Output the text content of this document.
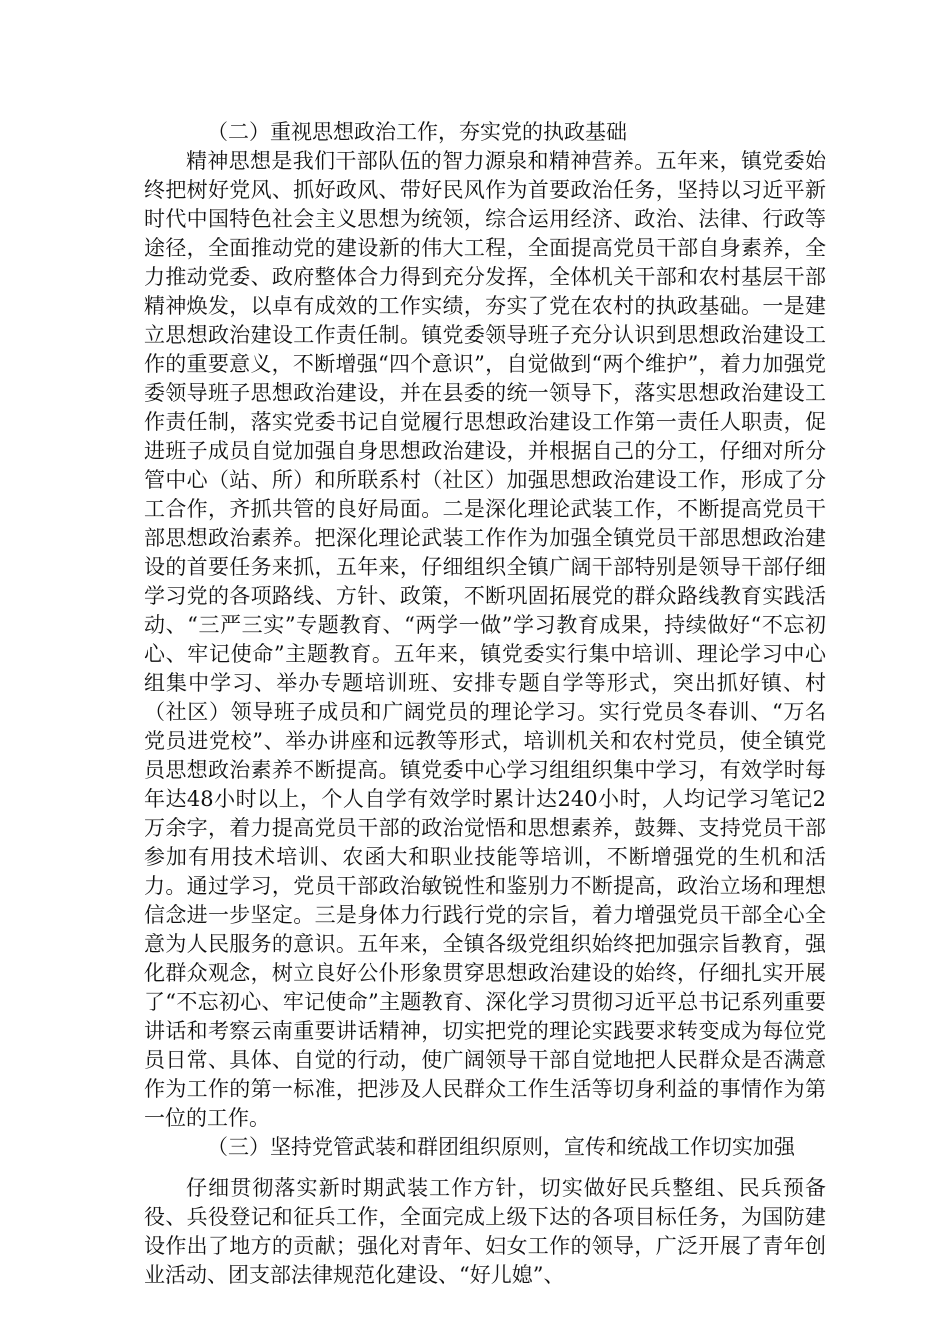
（二）重视思想政治工作，夯实党的执政基础

精神思想是我们干部队伍的智力源泉和精神营养。五年来，镇党委始终把树好党风、抓好政风、带好民风作为首要政治任务，坚持以习近平新时代中国特色社会主义思想为统领，综合运用经济、政治、法律、行政等途径，全面推动党的建设新的伟大工程，全面提高党员干部自身素养，全力推动党委、政府整体合力得到充分发挥，全体机关干部和农村基层干部精神焕发，以卓有成效的工作实绩，夯实了党在农村的执政基础。一是建立思想政治建设工作责任制。镇党委领导班子充分认识到思想政治建设工作的重要意义，不断增强“四个意识”，自觉做到“两个维护”，着力加强党委领导班子思想政治建设，并在县委的统一领导下，落实思想政治建设工作责任制，落实党委书记自觉履行思想政治建设工作第一责任人职责，促进班子成员自觉加强自身思想政治建设，并根据自己的分工，仔细对所分管中心（站、所）和所联系村（社区）加强思想政治建设工作，形成了分工合作，齐抓共管的良好局面。二是深化理论武装工作，不断提高党员干部思想政治素养。把深化理论武装工作作为加强全镇党员干部思想政治建设的首要任务来抓，五年来，仔细组织全镇广阔干部特别是领导干部仔细学习党的各项路线、方针、政策，不断巩固拓展党的群众路线教育实践活动、“三严三实”专题教育、“两学一做”学习教育成果，持续做好“不忘初心、牢记使命”主题教育。五年来，镇党委实行集中培训、理论学习中心组集中学习、举办专题培训班、安排专题自学等形式，突出抓好镇、村（社区）领导班子成员和广阔党员的理论学习。实行党员冬春训、“万名党员进党校”、举办讲座和远教等形式，培训机关和农村党员，使全镇党员思想政治素养不断提高。镇党委中心学习组组织集中学习，有效学时每年达48小时以上，个人自学有效学时累计达240小时，人均记学习笔记2万余字，着力提高党员干部的政治觉悟和思想素养，鼓舞、支持党员干部参加有用技术培训、农函大和职业技能等培训，不断增强党的生机和活力。通过学习，党员干部政治敏锐性和鉴别力不断提高，政治立场和理想信念进一步坚定。三是身体力行践行党的宗旨，着力增强党员干部全心全意为人民服务的意识。五年来，全镇各级党组织始终把加强宗旨教育，强化群众观念，树立良好公仆形象贯穿思想政治建设的始终，仔细扎实开展了“不忘初心、牢记使命”主题教育、深化学习贯彻习近平总书记系列重要讲话和考察云南重要讲话精神，切实把党的理论实践要求转变成为每位党员日常、具体、自觉的行动，使广阔领导干部自觉地把人民群众是否满意作为工作的第一标准，把涉及人民群众工作生活等切身利益的事情作为第一位的工作。

（三）坚持党管武装和群团组织原则，宣传和统战工作切实加强

仔细贯彻落实新时期武装工作方针，切实做好民兵整组、民兵预备役、兵役登记和征兵工作，全面完成上级下达的各项目标任务，为国防建设作出了地方的贡献；强化对青年、妇女工作的领导，广泛开展了青年创业活动、团支部法律规范化建设、“好儿媳”、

++++++++++++++++++++

Go through the listing above and write it all out exactly, leaving out any picture.

Output the text content of this document.
（二）重视思想政治工作，夯实党的执政基础

精神思想是我们干部队伍的智力源泉和精神营养。五年来，镇党委始终把树好党风、抓好政风、带好民风作为首要政治任务，坚持以习近平新时代中国特色社会主义思想为统领，综合运用经济、政治、法律、行政等途径，全面推动党的建设新的伟大工程，全面提高党员干部自身素养，全力推动党委、政府整体合力得到充分发挥，全体机关干部和农村基层干部精神焕发，以卓有成效的工作实绩，夯实了党在农村的执政基础。一是建立思想政治建设工作责任制。镇党委领导班子充分认识到思想政治建设工作的重要意义，不断增强“四个意识”，自觉做到“两个维护”，着力加强党委领导班子思想政治建设，并在县委的统一领导下，落实思想政治建设工作责任制，落实党委书记自觉履行思想政治建设工作第一责任人职责，促进班子成员自觉加强自身思想政治建设，并根据自己的分工，仔细对所分管中心（站、所）和所联系村（社区）加强思想政治建设工作，形成了分工合作，齐抓共管的良好局面。二是深化理论武装工作，不断提高党员干部思想政治素养。把深化理论武装工作作为加强全镇党员干部思想政治建设的首要任务来抓，五年来，仔细组织全镇广阔干部特别是领导干部仔细学习党的各项路线、方针、政策，不断巩固拓展党的群众路线教育实践活动、“三严三实”专题教育、“两学一做”学习教育成果，持续做好“不忘初心、牢记使命”主题教育。五年来，镇党委实行集中培训、理论学习中心组集中学习、举办专题培训班、安排专题自学等形式，突出抓好镇、村（社区）领导班子成员和广阔党员的理论学习。实行党员冬春训、“万名党员进党校”、举办讲座和远教等形式，培训机关和农村党员，使全镇党员思想政治素养不断提高。镇党委中心学习组组织集中学习，有效学时每年达48小时以上，个人自学有效学时累计达240小时，人均记学习笔记2万余字，着力提高党员干部的政治觉悟和思想素养，鼓舞、支持党员干部参加有用技术培训、农函大和职业技能等培训，不断增强党的生机和活力。通过学习，党员干部政治敏锐性和鉴别力不断提高，政治立场和理想信念进一步坚定。三是身体力行践行党的宗旨，着力增强党员干部全心全意为人民服务的意识。五年来，全镇各级党组织始终把加强宗旨教育，强化群众观念，树立良好公仆形象贯穿思想政治建设的始终，仔细扎实开展了“不忘初心、牢记使命”主题教育、深化学习贯彻习近平总书记系列重要讲话和考察云南重要讲话精神，切实把党的理论实践要求转变成为每位党员日常、具体、自觉的行动，使广阔领导干部自觉地把人民群众是否满意作为工作的第一标准，把涉及人民群众工作生活等切身利益的事情作为第一位的工作。

（三）坚持党管武装和群团组织原则，宣传和统战工作切实加强

仔细贯彻落实新时期武装工作方针，切实做好民兵整组、民兵预备役、兵役登记和征兵工作，全面完成上级下达的各项目标任务，为国防建设作出了地方的贡献；强化对青年、妇女工作的领导，广泛开展了青年创业活动、团支部法律规范化建设、“好儿媳”、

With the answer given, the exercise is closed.